[Dataset rows]

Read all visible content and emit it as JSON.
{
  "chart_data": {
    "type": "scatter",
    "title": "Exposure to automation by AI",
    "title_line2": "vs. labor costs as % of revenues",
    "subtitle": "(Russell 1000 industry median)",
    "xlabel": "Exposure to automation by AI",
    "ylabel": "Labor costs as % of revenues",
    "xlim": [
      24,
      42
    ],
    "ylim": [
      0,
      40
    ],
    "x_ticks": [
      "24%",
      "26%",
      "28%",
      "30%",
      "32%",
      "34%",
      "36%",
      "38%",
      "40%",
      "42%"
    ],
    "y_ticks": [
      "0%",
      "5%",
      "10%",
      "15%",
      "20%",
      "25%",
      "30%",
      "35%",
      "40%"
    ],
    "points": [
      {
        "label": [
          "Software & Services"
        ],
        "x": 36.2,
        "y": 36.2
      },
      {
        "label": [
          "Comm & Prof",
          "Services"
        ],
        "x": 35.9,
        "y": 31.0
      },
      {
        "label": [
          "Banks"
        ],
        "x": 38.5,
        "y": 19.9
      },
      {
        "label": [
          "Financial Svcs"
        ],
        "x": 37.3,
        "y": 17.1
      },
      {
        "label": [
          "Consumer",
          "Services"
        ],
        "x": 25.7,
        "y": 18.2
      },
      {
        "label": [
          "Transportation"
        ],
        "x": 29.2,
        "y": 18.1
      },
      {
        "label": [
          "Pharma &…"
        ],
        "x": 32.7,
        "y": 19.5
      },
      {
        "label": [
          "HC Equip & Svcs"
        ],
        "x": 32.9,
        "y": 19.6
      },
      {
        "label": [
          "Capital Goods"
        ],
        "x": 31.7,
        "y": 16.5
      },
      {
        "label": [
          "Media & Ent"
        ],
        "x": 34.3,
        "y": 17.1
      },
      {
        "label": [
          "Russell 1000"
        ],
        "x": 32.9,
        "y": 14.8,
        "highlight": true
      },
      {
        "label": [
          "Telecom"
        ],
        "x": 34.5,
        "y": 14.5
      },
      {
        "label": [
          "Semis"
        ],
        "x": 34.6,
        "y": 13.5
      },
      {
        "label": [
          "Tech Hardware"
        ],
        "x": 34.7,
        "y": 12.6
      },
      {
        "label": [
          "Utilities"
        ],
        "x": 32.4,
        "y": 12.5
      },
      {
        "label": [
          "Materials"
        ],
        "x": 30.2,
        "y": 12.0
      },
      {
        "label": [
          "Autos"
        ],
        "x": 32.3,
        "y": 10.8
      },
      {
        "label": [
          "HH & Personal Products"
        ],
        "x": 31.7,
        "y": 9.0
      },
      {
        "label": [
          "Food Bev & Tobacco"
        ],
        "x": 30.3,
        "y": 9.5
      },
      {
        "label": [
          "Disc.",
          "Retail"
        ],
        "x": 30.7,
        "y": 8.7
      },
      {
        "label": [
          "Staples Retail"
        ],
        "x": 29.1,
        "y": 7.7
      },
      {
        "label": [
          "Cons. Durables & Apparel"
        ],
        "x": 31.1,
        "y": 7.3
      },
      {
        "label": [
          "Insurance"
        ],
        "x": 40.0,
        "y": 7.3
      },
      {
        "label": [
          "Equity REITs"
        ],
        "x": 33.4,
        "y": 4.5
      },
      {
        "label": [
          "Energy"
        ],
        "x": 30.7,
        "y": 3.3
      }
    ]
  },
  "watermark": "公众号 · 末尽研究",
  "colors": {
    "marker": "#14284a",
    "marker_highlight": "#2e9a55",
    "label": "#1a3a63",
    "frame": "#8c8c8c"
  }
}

▶ **Task directions**
Quote each line of the listing above exactly.

▶ **The reply**
Read all visible content and emit it as JSON.
{
  "chart_data": {
    "type": "scatter",
    "title": "Exposure to automation by AI",
    "title_line2": "vs. labor costs as % of revenues",
    "subtitle": "(Russell 1000 industry median)",
    "xlabel": "Exposure to automation by AI",
    "ylabel": "Labor costs as % of revenues",
    "xlim": [
      24,
      42
    ],
    "ylim": [
      0,
      40
    ],
    "x_ticks": [
      "24%",
      "26%",
      "28%",
      "30%",
      "32%",
      "34%",
      "36%",
      "38%",
      "40%",
      "42%"
    ],
    "y_ticks": [
      "0%",
      "5%",
      "10%",
      "15%",
      "20%",
      "25%",
      "30%",
      "35%",
      "40%"
    ],
    "points": [
      {
        "label": [
          "Software & Services"
        ],
        "x": 36.2,
        "y": 36.2
      },
      {
        "label": [
          "Comm & Prof",
          "Services"
        ],
        "x": 35.9,
        "y": 31.0
      },
      {
        "label": [
          "Banks"
        ],
        "x": 38.5,
        "y": 19.9
      },
      {
        "label": [
          "Financial Svcs"
        ],
        "x": 37.3,
        "y": 17.1
      },
      {
        "label": [
          "Consumer",
          "Services"
        ],
        "x": 25.7,
        "y": 18.2
      },
      {
        "label": [
          "Transportation"
        ],
        "x": 29.2,
        "y": 18.1
      },
      {
        "label": [
          "Pharma &…"
        ],
        "x": 32.7,
        "y": 19.5
      },
      {
        "label": [
          "HC Equip & Svcs"
        ],
        "x": 32.9,
        "y": 19.6
      },
      {
        "label": [
          "Capital Goods"
        ],
        "x": 31.7,
        "y": 16.5
      },
      {
        "label": [
          "Media & Ent"
        ],
        "x": 34.3,
        "y": 17.1
      },
      {
        "label": [
          "Russell 1000"
        ],
        "x": 32.9,
        "y": 14.8,
        "highlight": true
      },
      {
        "label": [
          "Telecom"
        ],
        "x": 34.5,
        "y": 14.5
      },
      {
        "label": [
          "Semis"
        ],
        "x": 34.6,
        "y": 13.5
      },
      {
        "label": [
          "Tech Hardware"
        ],
        "x": 34.7,
        "y": 12.6
      },
      {
        "label": [
          "Utilities"
        ],
        "x": 32.4,
        "y": 12.5
      },
      {
        "label": [
          "Materials"
        ],
        "x": 30.2,
        "y": 12.0
      },
      {
        "label": [
          "Autos"
        ],
        "x": 32.3,
        "y": 10.8
      },
      {
        "label": [
          "HH & Personal Products"
        ],
        "x": 31.7,
        "y": 9.0
      },
      {
        "label": [
          "Food Bev & Tobacco"
        ],
        "x": 30.3,
        "y": 9.5
      },
      {
        "label": [
          "Disc.",
          "Retail"
        ],
        "x": 30.7,
        "y": 8.7
      },
      {
        "label": [
          "Staples Retail"
        ],
        "x": 29.1,
        "y": 7.7
      },
      {
        "label": [
          "Cons. Durables & Apparel"
        ],
        "x": 31.1,
        "y": 7.3
      },
      {
        "label": [
          "Insurance"
        ],
        "x": 40.0,
        "y": 7.3
      },
      {
        "label": [
          "Equity REITs"
        ],
        "x": 33.4,
        "y": 4.5
      },
      {
        "label": [
          "Energy"
        ],
        "x": 30.7,
        "y": 3.3
      }
    ]
  },
  "watermark": "公众号 · 末尽研究",
  "colors": {
    "marker": "#14284a",
    "marker_highlight": "#2e9a55",
    "label": "#1a3a63",
    "frame": "#8c8c8c"
  }
}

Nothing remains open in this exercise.